**EXERCISE DIRECTIONS**:
Find the lines with the string "지속적으로" and return them.

Extracted data entries
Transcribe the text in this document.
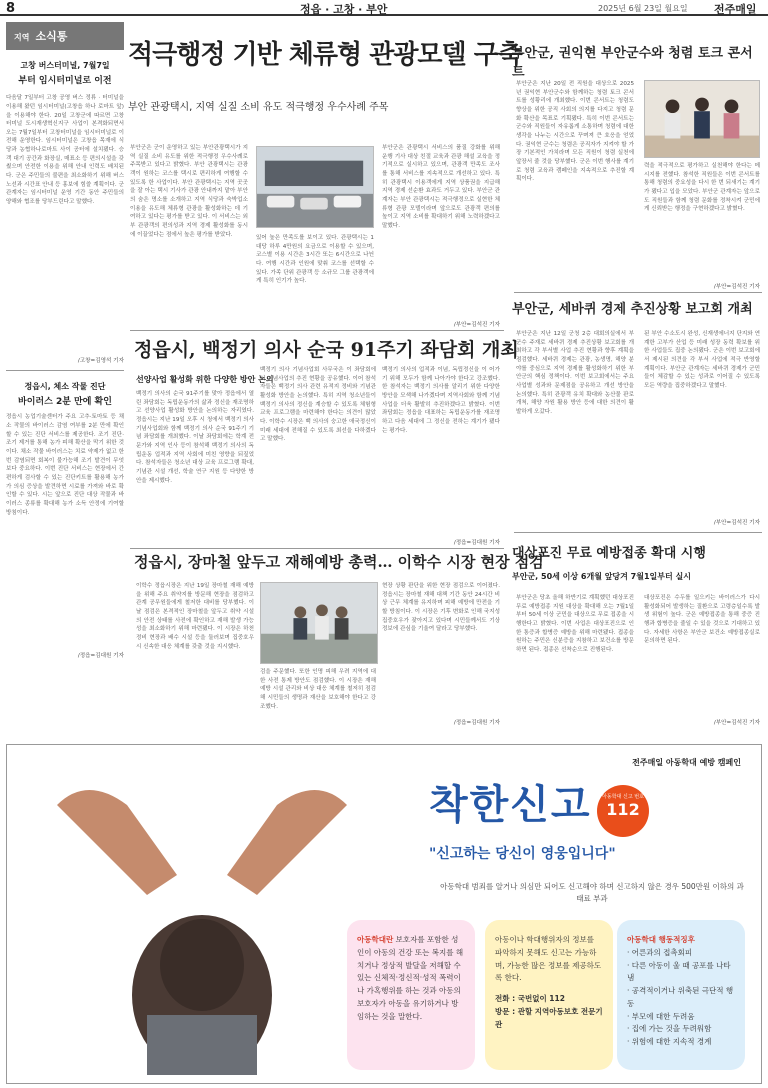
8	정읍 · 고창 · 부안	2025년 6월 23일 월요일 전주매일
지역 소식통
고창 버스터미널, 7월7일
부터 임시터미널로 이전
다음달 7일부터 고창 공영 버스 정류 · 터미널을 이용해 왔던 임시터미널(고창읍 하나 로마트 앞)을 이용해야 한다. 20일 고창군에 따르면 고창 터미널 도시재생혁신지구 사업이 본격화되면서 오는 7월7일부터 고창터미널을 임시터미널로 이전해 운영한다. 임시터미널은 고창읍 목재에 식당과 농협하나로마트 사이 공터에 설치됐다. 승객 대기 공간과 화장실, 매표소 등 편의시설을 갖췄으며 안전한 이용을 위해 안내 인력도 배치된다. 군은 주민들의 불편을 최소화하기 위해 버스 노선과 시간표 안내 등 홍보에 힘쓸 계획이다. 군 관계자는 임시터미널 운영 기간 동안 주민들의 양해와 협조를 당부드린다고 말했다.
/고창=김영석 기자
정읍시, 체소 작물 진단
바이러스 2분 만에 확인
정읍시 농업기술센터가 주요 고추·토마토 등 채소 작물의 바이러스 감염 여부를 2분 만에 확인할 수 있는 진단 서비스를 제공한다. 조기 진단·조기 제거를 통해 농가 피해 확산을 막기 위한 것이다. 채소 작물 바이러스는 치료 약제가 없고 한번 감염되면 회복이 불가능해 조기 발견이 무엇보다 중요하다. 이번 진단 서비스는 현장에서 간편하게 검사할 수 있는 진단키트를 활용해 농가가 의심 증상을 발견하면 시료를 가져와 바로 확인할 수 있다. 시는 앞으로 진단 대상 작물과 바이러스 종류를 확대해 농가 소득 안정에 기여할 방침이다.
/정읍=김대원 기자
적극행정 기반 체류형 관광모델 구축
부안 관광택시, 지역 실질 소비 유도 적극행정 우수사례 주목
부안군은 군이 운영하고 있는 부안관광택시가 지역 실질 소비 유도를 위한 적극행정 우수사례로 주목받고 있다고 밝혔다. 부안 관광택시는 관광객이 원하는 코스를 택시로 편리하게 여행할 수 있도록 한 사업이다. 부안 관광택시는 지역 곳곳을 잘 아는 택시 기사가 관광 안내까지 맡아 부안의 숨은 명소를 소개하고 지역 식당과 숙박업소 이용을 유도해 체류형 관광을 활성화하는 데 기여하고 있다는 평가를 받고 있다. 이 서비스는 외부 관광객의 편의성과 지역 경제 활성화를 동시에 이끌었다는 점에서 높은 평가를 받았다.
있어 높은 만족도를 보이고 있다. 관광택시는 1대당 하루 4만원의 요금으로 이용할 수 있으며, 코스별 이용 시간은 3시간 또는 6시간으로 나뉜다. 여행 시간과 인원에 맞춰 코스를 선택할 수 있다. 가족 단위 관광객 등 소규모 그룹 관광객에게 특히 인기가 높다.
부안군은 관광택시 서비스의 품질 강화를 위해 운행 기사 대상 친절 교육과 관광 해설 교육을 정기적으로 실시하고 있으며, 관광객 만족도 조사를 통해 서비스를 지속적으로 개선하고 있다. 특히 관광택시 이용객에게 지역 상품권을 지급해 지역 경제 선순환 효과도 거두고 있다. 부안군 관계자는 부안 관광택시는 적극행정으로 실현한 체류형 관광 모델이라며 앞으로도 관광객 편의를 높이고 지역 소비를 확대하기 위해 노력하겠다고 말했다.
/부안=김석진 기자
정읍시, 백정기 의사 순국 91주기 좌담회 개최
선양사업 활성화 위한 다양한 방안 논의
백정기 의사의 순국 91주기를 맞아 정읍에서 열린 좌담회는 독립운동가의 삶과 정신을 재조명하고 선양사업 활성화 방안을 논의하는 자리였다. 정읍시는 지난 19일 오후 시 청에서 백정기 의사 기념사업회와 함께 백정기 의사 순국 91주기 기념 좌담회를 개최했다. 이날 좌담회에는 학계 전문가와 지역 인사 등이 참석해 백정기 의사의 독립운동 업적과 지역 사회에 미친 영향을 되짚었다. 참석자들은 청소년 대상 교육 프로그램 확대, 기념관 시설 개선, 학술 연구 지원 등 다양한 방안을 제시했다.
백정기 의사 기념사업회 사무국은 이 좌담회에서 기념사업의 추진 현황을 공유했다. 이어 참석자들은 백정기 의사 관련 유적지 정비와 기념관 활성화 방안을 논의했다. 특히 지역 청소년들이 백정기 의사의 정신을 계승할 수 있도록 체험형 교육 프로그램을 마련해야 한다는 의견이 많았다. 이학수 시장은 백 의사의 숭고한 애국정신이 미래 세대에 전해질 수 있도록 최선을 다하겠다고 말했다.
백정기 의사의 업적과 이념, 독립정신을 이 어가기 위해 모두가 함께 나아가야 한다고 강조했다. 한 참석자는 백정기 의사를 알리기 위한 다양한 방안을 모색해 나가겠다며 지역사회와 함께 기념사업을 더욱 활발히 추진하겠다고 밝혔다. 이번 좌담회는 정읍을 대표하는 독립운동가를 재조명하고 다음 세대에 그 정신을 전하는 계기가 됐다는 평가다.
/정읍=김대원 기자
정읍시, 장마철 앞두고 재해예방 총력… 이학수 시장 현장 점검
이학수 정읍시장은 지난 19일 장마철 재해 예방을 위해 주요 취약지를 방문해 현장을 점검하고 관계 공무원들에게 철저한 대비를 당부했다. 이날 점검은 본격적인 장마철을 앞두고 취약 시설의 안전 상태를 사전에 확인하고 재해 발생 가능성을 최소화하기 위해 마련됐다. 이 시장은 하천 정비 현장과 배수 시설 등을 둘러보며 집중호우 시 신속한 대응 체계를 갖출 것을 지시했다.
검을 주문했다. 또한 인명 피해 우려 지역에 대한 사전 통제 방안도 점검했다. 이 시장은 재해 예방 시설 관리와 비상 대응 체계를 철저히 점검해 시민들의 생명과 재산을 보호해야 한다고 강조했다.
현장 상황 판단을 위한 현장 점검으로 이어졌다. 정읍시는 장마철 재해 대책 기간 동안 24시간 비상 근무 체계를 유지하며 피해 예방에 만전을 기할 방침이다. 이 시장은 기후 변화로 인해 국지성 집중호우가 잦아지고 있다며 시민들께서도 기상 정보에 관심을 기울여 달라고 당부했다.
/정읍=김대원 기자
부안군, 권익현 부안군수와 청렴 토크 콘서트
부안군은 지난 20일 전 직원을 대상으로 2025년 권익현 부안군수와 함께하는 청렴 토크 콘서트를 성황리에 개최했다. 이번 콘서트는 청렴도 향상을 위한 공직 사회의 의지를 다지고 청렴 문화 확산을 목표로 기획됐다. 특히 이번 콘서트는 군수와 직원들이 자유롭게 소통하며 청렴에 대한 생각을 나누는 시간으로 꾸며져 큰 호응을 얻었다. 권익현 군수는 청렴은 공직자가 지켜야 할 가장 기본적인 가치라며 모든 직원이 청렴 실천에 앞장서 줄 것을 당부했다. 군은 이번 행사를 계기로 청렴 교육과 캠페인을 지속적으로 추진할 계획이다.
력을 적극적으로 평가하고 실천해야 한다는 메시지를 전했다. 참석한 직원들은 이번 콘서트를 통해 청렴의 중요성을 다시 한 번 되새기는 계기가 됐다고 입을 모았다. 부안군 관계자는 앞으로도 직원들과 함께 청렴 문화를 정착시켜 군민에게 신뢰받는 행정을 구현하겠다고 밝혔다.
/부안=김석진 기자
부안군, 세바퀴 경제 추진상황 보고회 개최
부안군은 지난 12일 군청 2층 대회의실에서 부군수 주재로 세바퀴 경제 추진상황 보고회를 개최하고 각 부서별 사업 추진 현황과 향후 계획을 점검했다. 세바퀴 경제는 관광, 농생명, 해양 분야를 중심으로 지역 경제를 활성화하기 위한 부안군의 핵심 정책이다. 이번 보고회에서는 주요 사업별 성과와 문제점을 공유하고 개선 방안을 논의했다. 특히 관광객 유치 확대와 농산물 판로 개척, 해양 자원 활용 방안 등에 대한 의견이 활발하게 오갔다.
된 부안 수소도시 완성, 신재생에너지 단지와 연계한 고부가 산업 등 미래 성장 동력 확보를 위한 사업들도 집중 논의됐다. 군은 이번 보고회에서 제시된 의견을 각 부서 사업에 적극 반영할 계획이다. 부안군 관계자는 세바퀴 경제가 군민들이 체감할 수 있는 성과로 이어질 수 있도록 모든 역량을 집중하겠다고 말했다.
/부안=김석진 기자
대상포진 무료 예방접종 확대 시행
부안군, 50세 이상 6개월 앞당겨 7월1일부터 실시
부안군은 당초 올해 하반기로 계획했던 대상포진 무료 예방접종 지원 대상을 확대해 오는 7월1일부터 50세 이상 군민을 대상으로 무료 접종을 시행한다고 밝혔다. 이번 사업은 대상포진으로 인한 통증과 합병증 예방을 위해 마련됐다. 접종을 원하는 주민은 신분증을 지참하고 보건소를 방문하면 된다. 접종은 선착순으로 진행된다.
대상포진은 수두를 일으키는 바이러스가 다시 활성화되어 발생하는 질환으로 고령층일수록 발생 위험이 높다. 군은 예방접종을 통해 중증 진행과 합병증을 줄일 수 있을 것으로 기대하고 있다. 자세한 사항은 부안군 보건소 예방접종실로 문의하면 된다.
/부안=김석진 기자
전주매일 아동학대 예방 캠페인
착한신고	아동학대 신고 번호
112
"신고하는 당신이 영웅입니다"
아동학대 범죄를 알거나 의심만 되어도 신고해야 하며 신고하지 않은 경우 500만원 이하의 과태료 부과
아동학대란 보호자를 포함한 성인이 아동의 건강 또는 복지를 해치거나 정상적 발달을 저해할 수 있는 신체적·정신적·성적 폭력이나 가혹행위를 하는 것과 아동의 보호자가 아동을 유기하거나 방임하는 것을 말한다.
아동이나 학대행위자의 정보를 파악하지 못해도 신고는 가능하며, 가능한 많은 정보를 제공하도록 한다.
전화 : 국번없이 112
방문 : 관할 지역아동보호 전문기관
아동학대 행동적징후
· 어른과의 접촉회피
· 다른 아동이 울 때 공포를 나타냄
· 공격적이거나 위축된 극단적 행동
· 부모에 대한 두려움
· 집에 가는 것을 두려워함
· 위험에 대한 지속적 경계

**REPLY**:
부안군은 관광택시 서비스의 품질 강화를 위해 운행 기사 대상 친절 교육과 관광 해설 교육을 정기적으로 실시하고 있으며, 관광객 만족도 조사를 통해 서비스를 지속적으로 개선하고 있다. 특히 관광택시 이용객에게 지역 상품권을 지급해 지역 경제 선순환 효과도 거두고 있다. 부안군 관계자는 부안 관광택시는 적극행정으로 실현한 체류형 관광 모델이라며 앞으로도 관광객 편의를 높이고 지역 소비를 확대하기 위해 노력하겠다고 말했다.
부안군은 지난 20일 전 직원을 대상으로 2025년 권익현 부안군수와 함께하는 청렴 토크 콘서트를 성황리에 개최했다. 이번 콘서트는 청렴도 향상을 위한 공직 사회의 의지를 다지고 청렴 문화 확산을 목표로 기획됐다. 특히 이번 콘서트는 군수와 직원들이 자유롭게 소통하며 청렴에 대한 생각을 나누는 시간으로 꾸며져 큰 호응을 얻었다. 권익현 군수는 청렴은 공직자가 지켜야 할 가장 기본적인 가치라며 모든 직원이 청렴 실천에 앞장서 줄 것을 당부했다. 군은 이번 행사를 계기로 청렴 교육과 캠페인을 지속적으로 추진할 계획이다.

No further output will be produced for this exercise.